Short task:
How many lines of these entries hold the string "Area"? Reply with the number alone.

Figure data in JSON
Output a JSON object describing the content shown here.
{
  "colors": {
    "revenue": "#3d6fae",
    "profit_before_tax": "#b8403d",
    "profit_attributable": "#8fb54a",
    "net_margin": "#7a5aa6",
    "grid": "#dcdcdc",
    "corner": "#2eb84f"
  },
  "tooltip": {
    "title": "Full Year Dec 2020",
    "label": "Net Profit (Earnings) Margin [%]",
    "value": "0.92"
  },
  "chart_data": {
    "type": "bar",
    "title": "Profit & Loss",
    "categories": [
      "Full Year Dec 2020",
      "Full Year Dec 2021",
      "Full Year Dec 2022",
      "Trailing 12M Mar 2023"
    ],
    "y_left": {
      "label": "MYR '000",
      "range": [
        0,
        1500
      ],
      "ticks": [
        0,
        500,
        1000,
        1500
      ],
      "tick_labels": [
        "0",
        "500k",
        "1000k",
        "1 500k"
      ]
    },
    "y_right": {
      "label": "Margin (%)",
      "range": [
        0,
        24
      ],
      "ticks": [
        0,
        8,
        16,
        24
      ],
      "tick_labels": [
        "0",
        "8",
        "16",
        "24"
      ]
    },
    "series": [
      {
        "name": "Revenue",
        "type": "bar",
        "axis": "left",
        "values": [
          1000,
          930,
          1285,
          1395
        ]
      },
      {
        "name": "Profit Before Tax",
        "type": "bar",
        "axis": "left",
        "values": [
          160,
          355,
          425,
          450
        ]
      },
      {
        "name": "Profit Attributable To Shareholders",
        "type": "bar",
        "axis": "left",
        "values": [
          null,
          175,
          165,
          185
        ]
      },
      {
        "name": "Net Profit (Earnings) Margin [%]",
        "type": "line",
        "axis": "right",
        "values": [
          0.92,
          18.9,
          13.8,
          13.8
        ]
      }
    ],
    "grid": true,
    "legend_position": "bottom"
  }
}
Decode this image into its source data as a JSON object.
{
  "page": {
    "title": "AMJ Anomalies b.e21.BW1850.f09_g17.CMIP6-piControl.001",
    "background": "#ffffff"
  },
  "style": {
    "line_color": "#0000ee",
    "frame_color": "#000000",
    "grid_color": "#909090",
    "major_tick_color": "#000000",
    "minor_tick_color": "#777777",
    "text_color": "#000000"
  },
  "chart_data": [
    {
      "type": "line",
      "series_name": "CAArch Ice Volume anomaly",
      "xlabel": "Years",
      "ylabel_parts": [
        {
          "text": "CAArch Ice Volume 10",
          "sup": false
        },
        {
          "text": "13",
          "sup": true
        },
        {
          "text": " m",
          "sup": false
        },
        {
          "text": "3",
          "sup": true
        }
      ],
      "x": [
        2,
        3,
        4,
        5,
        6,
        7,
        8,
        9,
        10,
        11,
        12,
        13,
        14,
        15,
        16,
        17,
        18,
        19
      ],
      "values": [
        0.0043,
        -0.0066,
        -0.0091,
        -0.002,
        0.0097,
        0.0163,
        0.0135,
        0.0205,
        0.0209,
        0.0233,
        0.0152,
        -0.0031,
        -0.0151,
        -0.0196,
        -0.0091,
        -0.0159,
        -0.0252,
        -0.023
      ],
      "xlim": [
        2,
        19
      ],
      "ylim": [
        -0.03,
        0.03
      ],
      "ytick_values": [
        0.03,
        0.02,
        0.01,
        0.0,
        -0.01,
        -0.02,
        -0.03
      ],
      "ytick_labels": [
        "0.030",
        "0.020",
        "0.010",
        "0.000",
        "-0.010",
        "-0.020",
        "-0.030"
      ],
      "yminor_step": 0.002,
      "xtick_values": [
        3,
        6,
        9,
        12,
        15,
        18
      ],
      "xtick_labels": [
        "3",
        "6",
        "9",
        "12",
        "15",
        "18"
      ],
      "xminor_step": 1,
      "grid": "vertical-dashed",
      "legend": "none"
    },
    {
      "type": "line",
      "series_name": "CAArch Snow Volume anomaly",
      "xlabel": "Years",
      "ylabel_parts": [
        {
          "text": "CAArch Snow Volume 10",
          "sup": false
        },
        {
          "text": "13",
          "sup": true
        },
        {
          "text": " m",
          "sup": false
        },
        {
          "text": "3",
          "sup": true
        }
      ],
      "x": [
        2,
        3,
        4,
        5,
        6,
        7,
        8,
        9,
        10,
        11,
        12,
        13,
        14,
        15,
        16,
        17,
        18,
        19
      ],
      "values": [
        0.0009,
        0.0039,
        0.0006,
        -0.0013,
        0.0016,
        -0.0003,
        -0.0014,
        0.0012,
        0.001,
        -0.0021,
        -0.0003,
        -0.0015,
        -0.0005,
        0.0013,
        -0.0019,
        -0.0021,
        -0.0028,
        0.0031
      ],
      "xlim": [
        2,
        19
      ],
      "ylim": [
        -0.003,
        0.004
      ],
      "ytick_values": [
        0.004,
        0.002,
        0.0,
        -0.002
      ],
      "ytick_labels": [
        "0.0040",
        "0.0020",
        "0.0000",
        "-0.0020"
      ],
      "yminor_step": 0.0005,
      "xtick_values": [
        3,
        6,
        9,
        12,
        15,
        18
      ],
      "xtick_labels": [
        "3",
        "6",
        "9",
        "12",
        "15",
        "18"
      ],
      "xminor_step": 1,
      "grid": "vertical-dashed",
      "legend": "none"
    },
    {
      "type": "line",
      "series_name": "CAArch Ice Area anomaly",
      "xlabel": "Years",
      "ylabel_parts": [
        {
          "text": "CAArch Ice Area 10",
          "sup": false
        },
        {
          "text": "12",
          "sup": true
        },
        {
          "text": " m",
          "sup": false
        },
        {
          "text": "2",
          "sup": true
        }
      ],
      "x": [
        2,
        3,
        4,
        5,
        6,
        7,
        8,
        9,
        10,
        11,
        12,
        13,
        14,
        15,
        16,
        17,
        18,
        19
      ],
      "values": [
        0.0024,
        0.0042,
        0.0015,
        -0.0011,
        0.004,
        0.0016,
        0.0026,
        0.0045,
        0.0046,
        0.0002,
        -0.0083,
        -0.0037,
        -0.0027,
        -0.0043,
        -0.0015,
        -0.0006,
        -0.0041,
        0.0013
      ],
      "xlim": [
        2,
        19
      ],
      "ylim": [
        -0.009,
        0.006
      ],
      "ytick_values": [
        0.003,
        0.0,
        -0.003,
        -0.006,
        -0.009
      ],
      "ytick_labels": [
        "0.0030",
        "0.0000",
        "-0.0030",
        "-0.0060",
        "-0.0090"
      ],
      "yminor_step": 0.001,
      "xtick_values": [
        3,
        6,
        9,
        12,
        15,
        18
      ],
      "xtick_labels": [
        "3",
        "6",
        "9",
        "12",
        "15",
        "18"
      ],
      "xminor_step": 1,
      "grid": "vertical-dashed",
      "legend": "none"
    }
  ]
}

Answer to the exercise:
2